**Written problem:** Every line containing the word "mass" needs to be found and copied.
* * * *
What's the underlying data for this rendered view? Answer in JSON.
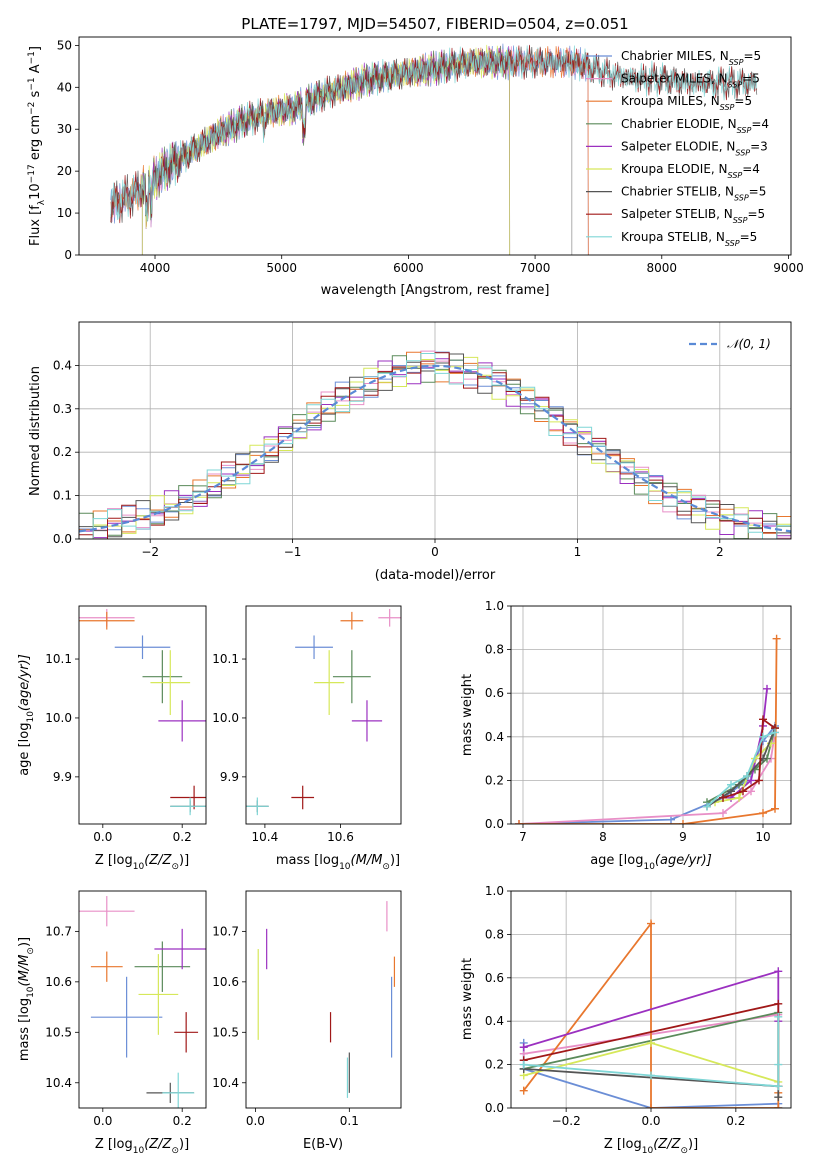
{
  "figure": {
    "title": "PLATE=1797, MJD=54507, FIBERID=0504, z=0.051"
  },
  "colors": {
    "Chabrier MILES": "#6b8ed6",
    "Salpeter MILES": "#e88fc7",
    "Kroupa MILES": "#e8772e",
    "Chabrier ELODIE": "#5a8a5a",
    "Salpeter ELODIE": "#9b30c0",
    "Kroupa ELODIE": "#d6e85a",
    "Chabrier STELIB": "#555555",
    "Salpeter STELIB": "#a01818",
    "Kroupa STELIB": "#7fd6d6"
  },
  "chart_data": [
    {
      "id": "spectrum",
      "type": "line",
      "xlabel": "wavelength [Angstrom, rest frame]",
      "ylabel_parts": [
        "Flux [f",
        "λ",
        "10",
        "−17",
        " erg cm",
        "−2",
        " s",
        "−1",
        " A",
        "−1",
        "]"
      ],
      "xlim": [
        3400,
        9020
      ],
      "ylim": [
        0,
        52
      ],
      "xticks": [
        4000,
        5000,
        6000,
        7000,
        8000,
        9000
      ],
      "yticks": [
        0,
        10,
        20,
        30,
        40,
        50
      ],
      "legend_position": "top-right",
      "legend": [
        {
          "name": "Chabrier MILES",
          "n": "5"
        },
        {
          "name": "Salpeter MILES",
          "n": "5"
        },
        {
          "name": "Kroupa MILES",
          "n": "5"
        },
        {
          "name": "Chabrier ELODIE",
          "n": "4"
        },
        {
          "name": "Salpeter ELODIE",
          "n": "3"
        },
        {
          "name": "Kroupa ELODIE",
          "n": "4"
        },
        {
          "name": "Chabrier STELIB",
          "n": "5"
        },
        {
          "name": "Salpeter STELIB",
          "n": "5"
        },
        {
          "name": "Kroupa STELIB",
          "n": "5"
        }
      ],
      "continuum": {
        "x": [
          3650,
          3800,
          3950,
          4100,
          4300,
          4500,
          4700,
          4900,
          5100,
          5300,
          5500,
          5700,
          5900,
          6100,
          6300,
          6500,
          6700,
          6900,
          7100,
          7300,
          7420,
          7600,
          7800,
          8000,
          8200,
          8400,
          8600,
          8750
        ],
        "y": [
          12,
          14,
          17,
          21,
          25,
          29,
          32,
          34,
          35,
          38,
          40,
          42,
          43,
          44,
          45,
          46,
          46,
          46,
          46,
          46,
          45,
          43,
          42,
          42,
          41,
          41,
          41,
          41
        ]
      },
      "wavelength_range": {
        "MILES": [
          3650,
          7420
        ],
        "ELODIE": [
          3900,
          6800
        ],
        "STELIB": [
          3650,
          8750
        ]
      },
      "drops": [
        3920,
        6800,
        7290,
        7420
      ]
    },
    {
      "id": "residuals",
      "type": "histogram",
      "xlabel": "(data-model)/error",
      "ylabel": "Normed distribution",
      "xlim": [
        -2.5,
        2.5
      ],
      "ylim": [
        0,
        0.5
      ],
      "xticks": [
        -2,
        -1,
        0,
        1,
        2
      ],
      "yticks": [
        0.0,
        0.1,
        0.2,
        0.3,
        0.4
      ],
      "grid": true,
      "reference_label": "𝒩(0, 1)",
      "legend_position": "top-right",
      "bin_width": 0.1
    },
    {
      "id": "age-vs-Z",
      "type": "errorbar",
      "xlabel_parts": [
        "Z [log",
        "10",
        "(Z/Z",
        "⊙",
        ")]"
      ],
      "ylabel_parts": [
        "age  [log",
        "10",
        "(age/yr)]"
      ],
      "xlim": [
        -0.06,
        0.26
      ],
      "ylim": [
        9.82,
        10.19
      ],
      "xticks": [
        0.0,
        0.2
      ],
      "yticks": [
        9.9,
        10.0,
        10.1
      ],
      "points": [
        {
          "series": "Chabrier MILES",
          "x": 0.1,
          "xerr": 0.07,
          "y": 10.12,
          "yerr": 0.02
        },
        {
          "series": "Salpeter MILES",
          "x": 0.01,
          "xerr": 0.07,
          "y": 10.17,
          "yerr": 0.015
        },
        {
          "series": "Kroupa MILES",
          "x": 0.01,
          "xerr": 0.07,
          "y": 10.165,
          "yerr": 0.015
        },
        {
          "series": "Chabrier ELODIE",
          "x": 0.15,
          "xerr": 0.05,
          "y": 10.07,
          "yerr": 0.045
        },
        {
          "series": "Salpeter ELODIE",
          "x": 0.2,
          "xerr": 0.06,
          "y": 9.995,
          "yerr": 0.035
        },
        {
          "series": "Kroupa ELODIE",
          "x": 0.17,
          "xerr": 0.05,
          "y": 10.06,
          "yerr": 0.055
        },
        {
          "series": "Chabrier STELIB",
          "x": 0.22,
          "xerr": 0.05,
          "y": 9.85,
          "yerr": 0.01
        },
        {
          "series": "Salpeter STELIB",
          "x": 0.23,
          "xerr": 0.06,
          "y": 9.865,
          "yerr": 0.02
        },
        {
          "series": "Kroupa STELIB",
          "x": 0.22,
          "xerr": 0.05,
          "y": 9.85,
          "yerr": 0.015
        }
      ]
    },
    {
      "id": "age-vs-mass",
      "type": "errorbar",
      "xlabel_parts": [
        "mass [log",
        "10",
        "(M/M",
        "⊙",
        ")]"
      ],
      "xlim": [
        10.35,
        10.76
      ],
      "ylim": [
        9.82,
        10.19
      ],
      "xticks": [
        10.4,
        10.6
      ],
      "yticks": [
        9.9,
        10.0,
        10.1
      ],
      "points": [
        {
          "series": "Chabrier MILES",
          "x": 10.53,
          "xerr": 0.05,
          "y": 10.12,
          "yerr": 0.02
        },
        {
          "series": "Salpeter MILES",
          "x": 10.73,
          "xerr": 0.03,
          "y": 10.17,
          "yerr": 0.015
        },
        {
          "series": "Kroupa MILES",
          "x": 10.63,
          "xerr": 0.03,
          "y": 10.165,
          "yerr": 0.015
        },
        {
          "series": "Chabrier ELODIE",
          "x": 10.63,
          "xerr": 0.05,
          "y": 10.07,
          "yerr": 0.045
        },
        {
          "series": "Salpeter ELODIE",
          "x": 10.67,
          "xerr": 0.04,
          "y": 9.995,
          "yerr": 0.035
        },
        {
          "series": "Kroupa ELODIE",
          "x": 10.57,
          "xerr": 0.04,
          "y": 10.06,
          "yerr": 0.055
        },
        {
          "series": "Chabrier STELIB",
          "x": 10.38,
          "xerr": 0.03,
          "y": 9.85,
          "yerr": 0.01
        },
        {
          "series": "Salpeter STELIB",
          "x": 10.5,
          "xerr": 0.03,
          "y": 9.865,
          "yerr": 0.02
        },
        {
          "series": "Kroupa STELIB",
          "x": 10.38,
          "xerr": 0.03,
          "y": 9.85,
          "yerr": 0.015
        }
      ]
    },
    {
      "id": "mass-weight-vs-age",
      "type": "line",
      "xlabel_parts": [
        "age  [log",
        "10",
        "(age/yr)]"
      ],
      "ylabel": "mass weight",
      "xlim": [
        6.85,
        10.35
      ],
      "ylim": [
        0,
        1.0
      ],
      "xticks": [
        7,
        8,
        9,
        10
      ],
      "yticks": [
        0.0,
        0.2,
        0.4,
        0.6,
        0.8,
        1.0
      ],
      "grid": true,
      "series": [
        {
          "name": "Chabrier MILES",
          "x": [
            6.95,
            8.85,
            9.5,
            9.8,
            10.0,
            10.15
          ],
          "y": [
            0.0,
            0.02,
            0.12,
            0.2,
            0.38,
            0.45
          ]
        },
        {
          "name": "Salpeter MILES",
          "x": [
            6.95,
            9.5,
            9.85,
            10.1,
            10.15
          ],
          "y": [
            0.0,
            0.05,
            0.15,
            0.3,
            0.42
          ]
        },
        {
          "name": "Kroupa MILES",
          "x": [
            6.95,
            9.0,
            10.0,
            10.15,
            10.17
          ],
          "y": [
            0.0,
            0.0,
            0.05,
            0.07,
            0.85
          ]
        },
        {
          "name": "Chabrier ELODIE",
          "x": [
            9.3,
            9.7,
            9.9,
            10.05,
            10.15
          ],
          "y": [
            0.1,
            0.18,
            0.25,
            0.3,
            0.44
          ]
        },
        {
          "name": "Salpeter ELODIE",
          "x": [
            9.6,
            9.85,
            10.0,
            10.05
          ],
          "y": [
            0.12,
            0.2,
            0.45,
            0.62
          ]
        },
        {
          "name": "Kroupa ELODIE",
          "x": [
            9.4,
            9.7,
            9.9,
            10.1
          ],
          "y": [
            0.1,
            0.12,
            0.3,
            0.37
          ]
        },
        {
          "name": "Chabrier STELIB",
          "x": [
            9.3,
            9.6,
            9.8,
            10.0,
            10.15
          ],
          "y": [
            0.08,
            0.15,
            0.22,
            0.3,
            0.44
          ]
        },
        {
          "name": "Salpeter STELIB",
          "x": [
            9.5,
            9.75,
            9.95,
            10.0,
            10.15
          ],
          "y": [
            0.12,
            0.15,
            0.2,
            0.48,
            0.44
          ]
        },
        {
          "name": "Kroupa STELIB",
          "x": [
            9.3,
            9.6,
            9.8,
            10.0,
            10.15
          ],
          "y": [
            0.08,
            0.18,
            0.22,
            0.4,
            0.42
          ]
        }
      ]
    },
    {
      "id": "mass-vs-Z",
      "type": "errorbar",
      "xlabel_parts": [
        "Z [log",
        "10",
        "(Z/Z",
        "⊙",
        ")]"
      ],
      "ylabel_parts": [
        "mass [log",
        "10",
        "(M/M",
        "⊙",
        ")]"
      ],
      "xlim": [
        -0.06,
        0.26
      ],
      "ylim": [
        10.35,
        10.78
      ],
      "xticks": [
        0.0,
        0.2
      ],
      "yticks": [
        10.4,
        10.5,
        10.6,
        10.7
      ],
      "points": [
        {
          "series": "Chabrier MILES",
          "x": 0.06,
          "xerr": 0.09,
          "y": 10.53,
          "yerr": 0.08
        },
        {
          "series": "Salpeter MILES",
          "x": 0.01,
          "xerr": 0.07,
          "y": 10.74,
          "yerr": 0.03
        },
        {
          "series": "Kroupa MILES",
          "x": 0.01,
          "xerr": 0.04,
          "y": 10.63,
          "yerr": 0.03
        },
        {
          "series": "Chabrier ELODIE",
          "x": 0.15,
          "xerr": 0.07,
          "y": 10.63,
          "yerr": 0.05
        },
        {
          "series": "Salpeter ELODIE",
          "x": 0.2,
          "xerr": 0.07,
          "y": 10.665,
          "yerr": 0.04
        },
        {
          "series": "Kroupa ELODIE",
          "x": 0.14,
          "xerr": 0.05,
          "y": 10.575,
          "yerr": 0.08
        },
        {
          "series": "Chabrier STELIB",
          "x": 0.17,
          "xerr": 0.06,
          "y": 10.38,
          "yerr": 0.02
        },
        {
          "series": "Salpeter STELIB",
          "x": 0.21,
          "xerr": 0.03,
          "y": 10.5,
          "yerr": 0.04
        },
        {
          "series": "Kroupa STELIB",
          "x": 0.19,
          "xerr": 0.04,
          "y": 10.38,
          "yerr": 0.04
        }
      ]
    },
    {
      "id": "mass-vs-EBV",
      "type": "errorbar",
      "xlabel": "E(B-V)",
      "xlim": [
        -0.01,
        0.155
      ],
      "ylim": [
        10.35,
        10.78
      ],
      "xticks": [
        0.0,
        0.1
      ],
      "yticks": [
        10.4,
        10.5,
        10.6,
        10.7
      ],
      "points": [
        {
          "series": "Chabrier MILES",
          "x": 0.145,
          "xerr": 0.0,
          "y": 10.53,
          "yerr": 0.08
        },
        {
          "series": "Salpeter MILES",
          "x": 0.14,
          "xerr": 0.0,
          "y": 10.73,
          "yerr": 0.03
        },
        {
          "series": "Kroupa MILES",
          "x": 0.148,
          "xerr": 0.0,
          "y": 10.62,
          "yerr": 0.03
        },
        {
          "series": "Salpeter ELODIE",
          "x": 0.012,
          "xerr": 0.0,
          "y": 10.665,
          "yerr": 0.04
        },
        {
          "series": "Kroupa ELODIE",
          "x": 0.003,
          "xerr": 0.0,
          "y": 10.575,
          "yerr": 0.09
        },
        {
          "series": "Chabrier STELIB",
          "x": 0.1,
          "xerr": 0.0,
          "y": 10.42,
          "yerr": 0.04
        },
        {
          "series": "Salpeter STELIB",
          "x": 0.08,
          "xerr": 0.0,
          "y": 10.51,
          "yerr": 0.03
        },
        {
          "series": "Kroupa STELIB",
          "x": 0.098,
          "xerr": 0.0,
          "y": 10.41,
          "yerr": 0.04
        }
      ]
    },
    {
      "id": "mass-weight-vs-Z",
      "type": "line",
      "xlabel_parts": [
        "Z [log",
        "10",
        "(Z/Z",
        "⊙",
        ")]"
      ],
      "ylabel": "mass weight",
      "xlim": [
        -0.33,
        0.33
      ],
      "ylim": [
        0,
        1.0
      ],
      "xticks": [
        -0.2,
        0.0,
        0.2
      ],
      "yticks": [
        0.0,
        0.2,
        0.4,
        0.6,
        0.8,
        1.0
      ],
      "grid": true,
      "series": [
        {
          "name": "Chabrier MILES",
          "x": [
            -0.3,
            -0.3,
            0.0,
            0.3,
            0.3
          ],
          "y": [
            0.3,
            0.18,
            0.0,
            0.02,
            0.0
          ]
        },
        {
          "name": "Salpeter MILES",
          "x": [
            -0.3,
            0.3
          ],
          "y": [
            0.25,
            0.43
          ]
        },
        {
          "name": "Kroupa MILES",
          "x": [
            -0.3,
            0.0,
            0.0,
            0.3,
            0.3
          ],
          "y": [
            0.08,
            0.85,
            0.0,
            0.0,
            0.07
          ]
        },
        {
          "name": "Chabrier ELODIE",
          "x": [
            -0.3,
            0.3,
            0.3
          ],
          "y": [
            0.18,
            0.44,
            0.1
          ]
        },
        {
          "name": "Salpeter ELODIE",
          "x": [
            -0.3,
            0.3,
            0.3
          ],
          "y": [
            0.28,
            0.63,
            0.4
          ]
        },
        {
          "name": "Kroupa ELODIE",
          "x": [
            -0.3,
            0.0,
            0.3
          ],
          "y": [
            0.15,
            0.3,
            0.12
          ]
        },
        {
          "name": "Chabrier STELIB",
          "x": [
            -0.3,
            0.3,
            0.3
          ],
          "y": [
            0.18,
            0.1,
            0.05
          ]
        },
        {
          "name": "Salpeter STELIB",
          "x": [
            -0.3,
            0.3,
            0.3
          ],
          "y": [
            0.22,
            0.48,
            0.1
          ]
        },
        {
          "name": "Kroupa STELIB",
          "x": [
            -0.3,
            0.0,
            0.3,
            0.3,
            0.3
          ],
          "y": [
            0.2,
            0.15,
            0.1,
            0.42,
            0.2
          ]
        }
      ]
    }
  ]
}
* * * *
**Exercise answer:**
      "id": "age-vs-mass",
        "mass [log",
      "id": "mass-weight-vs-age",
      "ylabel": "mass weight",
      "id": "mass-vs-Z",
        "mass [log",
      "id": "mass-vs-EBV",
      "id": "mass-weight-vs-Z",
      "ylabel": "mass weight",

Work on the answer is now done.